• _Exercise objective_
The lines of the records that include "source" should all be copied.

• _Dataset extract_
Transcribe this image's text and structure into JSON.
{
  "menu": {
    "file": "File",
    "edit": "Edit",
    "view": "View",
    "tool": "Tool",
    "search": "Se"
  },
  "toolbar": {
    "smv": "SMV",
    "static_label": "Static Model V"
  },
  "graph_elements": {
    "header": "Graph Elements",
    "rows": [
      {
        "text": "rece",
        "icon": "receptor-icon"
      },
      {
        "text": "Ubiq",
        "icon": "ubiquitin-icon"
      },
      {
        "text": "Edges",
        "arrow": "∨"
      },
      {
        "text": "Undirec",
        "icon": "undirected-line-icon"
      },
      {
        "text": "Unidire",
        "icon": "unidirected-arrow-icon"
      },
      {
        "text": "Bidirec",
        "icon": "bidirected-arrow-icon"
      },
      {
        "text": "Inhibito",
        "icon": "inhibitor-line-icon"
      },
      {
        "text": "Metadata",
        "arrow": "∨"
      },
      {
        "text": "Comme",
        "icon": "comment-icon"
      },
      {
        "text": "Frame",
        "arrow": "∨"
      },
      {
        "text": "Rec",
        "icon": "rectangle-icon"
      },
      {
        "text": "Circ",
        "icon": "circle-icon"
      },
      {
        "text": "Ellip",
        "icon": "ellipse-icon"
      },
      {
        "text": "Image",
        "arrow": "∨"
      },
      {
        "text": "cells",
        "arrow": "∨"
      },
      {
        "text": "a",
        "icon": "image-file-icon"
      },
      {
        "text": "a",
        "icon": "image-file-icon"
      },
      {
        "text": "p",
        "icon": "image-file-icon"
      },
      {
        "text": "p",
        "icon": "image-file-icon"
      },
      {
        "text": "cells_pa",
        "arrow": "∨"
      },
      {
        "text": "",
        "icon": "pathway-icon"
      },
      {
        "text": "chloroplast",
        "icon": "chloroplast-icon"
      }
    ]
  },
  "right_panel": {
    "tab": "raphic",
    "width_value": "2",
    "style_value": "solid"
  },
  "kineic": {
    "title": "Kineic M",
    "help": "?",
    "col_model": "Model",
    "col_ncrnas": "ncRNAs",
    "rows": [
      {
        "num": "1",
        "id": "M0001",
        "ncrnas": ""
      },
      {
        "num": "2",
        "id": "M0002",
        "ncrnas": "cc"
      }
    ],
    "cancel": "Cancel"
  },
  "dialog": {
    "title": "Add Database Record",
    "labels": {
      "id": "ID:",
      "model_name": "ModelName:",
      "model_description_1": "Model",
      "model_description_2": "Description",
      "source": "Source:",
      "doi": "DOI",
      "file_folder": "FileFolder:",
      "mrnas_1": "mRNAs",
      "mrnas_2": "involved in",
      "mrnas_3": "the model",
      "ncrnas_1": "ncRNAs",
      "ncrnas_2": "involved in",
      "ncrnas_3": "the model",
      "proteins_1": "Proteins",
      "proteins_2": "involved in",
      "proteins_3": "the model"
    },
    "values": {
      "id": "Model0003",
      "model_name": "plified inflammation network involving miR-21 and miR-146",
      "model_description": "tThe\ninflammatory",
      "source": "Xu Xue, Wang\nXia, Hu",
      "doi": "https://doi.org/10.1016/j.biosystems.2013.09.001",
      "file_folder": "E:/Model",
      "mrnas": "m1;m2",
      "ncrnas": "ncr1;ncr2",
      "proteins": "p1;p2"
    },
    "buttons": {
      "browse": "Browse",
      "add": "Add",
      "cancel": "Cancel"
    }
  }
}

• _Written answer_
      "source": "Source:",
      "source": "Xu Xue, Wang\nXia, Hu",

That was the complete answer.